Dataset records »

---

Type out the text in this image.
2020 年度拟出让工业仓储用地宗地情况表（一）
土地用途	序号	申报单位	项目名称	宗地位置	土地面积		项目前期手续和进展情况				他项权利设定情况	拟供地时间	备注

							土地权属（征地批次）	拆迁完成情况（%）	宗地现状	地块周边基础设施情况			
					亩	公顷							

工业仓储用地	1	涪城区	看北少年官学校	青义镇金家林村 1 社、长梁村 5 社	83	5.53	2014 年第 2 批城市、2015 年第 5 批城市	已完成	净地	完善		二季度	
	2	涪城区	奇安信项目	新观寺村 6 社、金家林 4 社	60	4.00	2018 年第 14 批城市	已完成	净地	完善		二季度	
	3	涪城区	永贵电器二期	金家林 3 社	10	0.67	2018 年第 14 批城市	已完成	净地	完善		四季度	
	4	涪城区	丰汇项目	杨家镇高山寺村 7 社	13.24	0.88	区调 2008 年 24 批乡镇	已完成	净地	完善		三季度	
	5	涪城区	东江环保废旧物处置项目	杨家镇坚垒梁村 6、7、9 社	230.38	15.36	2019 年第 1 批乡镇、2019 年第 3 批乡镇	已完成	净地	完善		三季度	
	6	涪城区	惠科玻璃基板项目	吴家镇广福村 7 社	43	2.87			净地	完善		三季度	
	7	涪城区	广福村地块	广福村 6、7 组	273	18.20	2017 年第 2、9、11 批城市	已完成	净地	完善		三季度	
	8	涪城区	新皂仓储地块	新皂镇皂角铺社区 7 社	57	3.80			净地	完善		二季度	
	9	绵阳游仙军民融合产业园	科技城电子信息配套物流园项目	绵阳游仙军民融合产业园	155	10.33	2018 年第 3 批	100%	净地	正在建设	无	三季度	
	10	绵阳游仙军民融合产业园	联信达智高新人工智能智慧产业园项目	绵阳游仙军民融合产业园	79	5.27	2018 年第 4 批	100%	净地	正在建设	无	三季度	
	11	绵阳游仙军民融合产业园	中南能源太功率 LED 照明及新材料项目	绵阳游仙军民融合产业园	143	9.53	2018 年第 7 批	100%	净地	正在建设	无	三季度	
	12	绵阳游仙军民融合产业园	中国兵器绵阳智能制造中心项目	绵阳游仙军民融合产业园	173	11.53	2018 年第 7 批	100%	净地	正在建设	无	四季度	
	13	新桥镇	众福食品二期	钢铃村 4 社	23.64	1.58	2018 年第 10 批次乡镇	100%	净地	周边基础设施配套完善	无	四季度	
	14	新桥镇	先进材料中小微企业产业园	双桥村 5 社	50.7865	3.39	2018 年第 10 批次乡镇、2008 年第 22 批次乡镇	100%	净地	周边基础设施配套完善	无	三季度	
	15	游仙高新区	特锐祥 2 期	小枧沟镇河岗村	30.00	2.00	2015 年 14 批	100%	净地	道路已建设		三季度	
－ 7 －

---

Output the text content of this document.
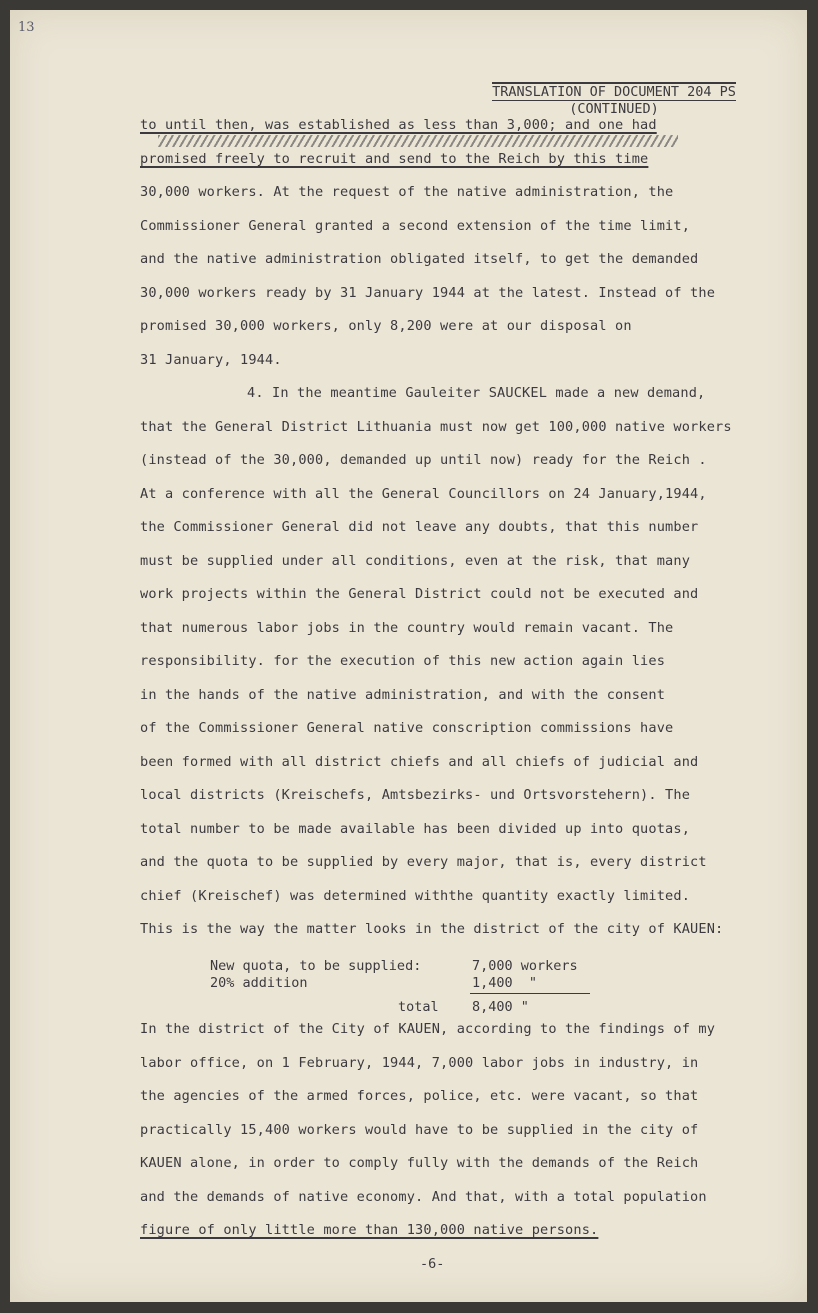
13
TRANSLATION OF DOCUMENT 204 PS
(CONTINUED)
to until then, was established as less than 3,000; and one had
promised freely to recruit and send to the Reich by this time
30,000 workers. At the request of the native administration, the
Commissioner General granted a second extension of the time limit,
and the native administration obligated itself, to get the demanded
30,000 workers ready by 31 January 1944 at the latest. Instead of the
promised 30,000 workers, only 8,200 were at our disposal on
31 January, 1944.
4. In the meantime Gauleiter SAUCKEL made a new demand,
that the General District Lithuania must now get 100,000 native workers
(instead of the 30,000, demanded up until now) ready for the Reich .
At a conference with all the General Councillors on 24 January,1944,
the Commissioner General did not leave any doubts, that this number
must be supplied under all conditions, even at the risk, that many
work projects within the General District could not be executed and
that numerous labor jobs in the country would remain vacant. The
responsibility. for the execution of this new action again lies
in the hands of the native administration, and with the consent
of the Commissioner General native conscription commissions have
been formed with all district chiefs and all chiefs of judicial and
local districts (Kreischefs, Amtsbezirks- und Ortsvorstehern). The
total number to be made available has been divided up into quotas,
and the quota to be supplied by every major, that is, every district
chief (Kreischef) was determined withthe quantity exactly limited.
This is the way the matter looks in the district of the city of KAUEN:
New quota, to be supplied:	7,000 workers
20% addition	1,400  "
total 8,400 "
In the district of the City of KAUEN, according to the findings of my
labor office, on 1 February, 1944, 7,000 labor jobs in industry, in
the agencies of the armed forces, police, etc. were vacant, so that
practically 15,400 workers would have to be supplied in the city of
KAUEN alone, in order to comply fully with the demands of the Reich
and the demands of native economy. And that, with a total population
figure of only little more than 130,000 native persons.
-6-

---

Directions » Check each line above for the string "jobs", then copy the ones that have it.

Exercise result »
that numerous labor jobs in the country would remain vacant. The
labor office, on 1 February, 1944, 7,000 labor jobs in industry, in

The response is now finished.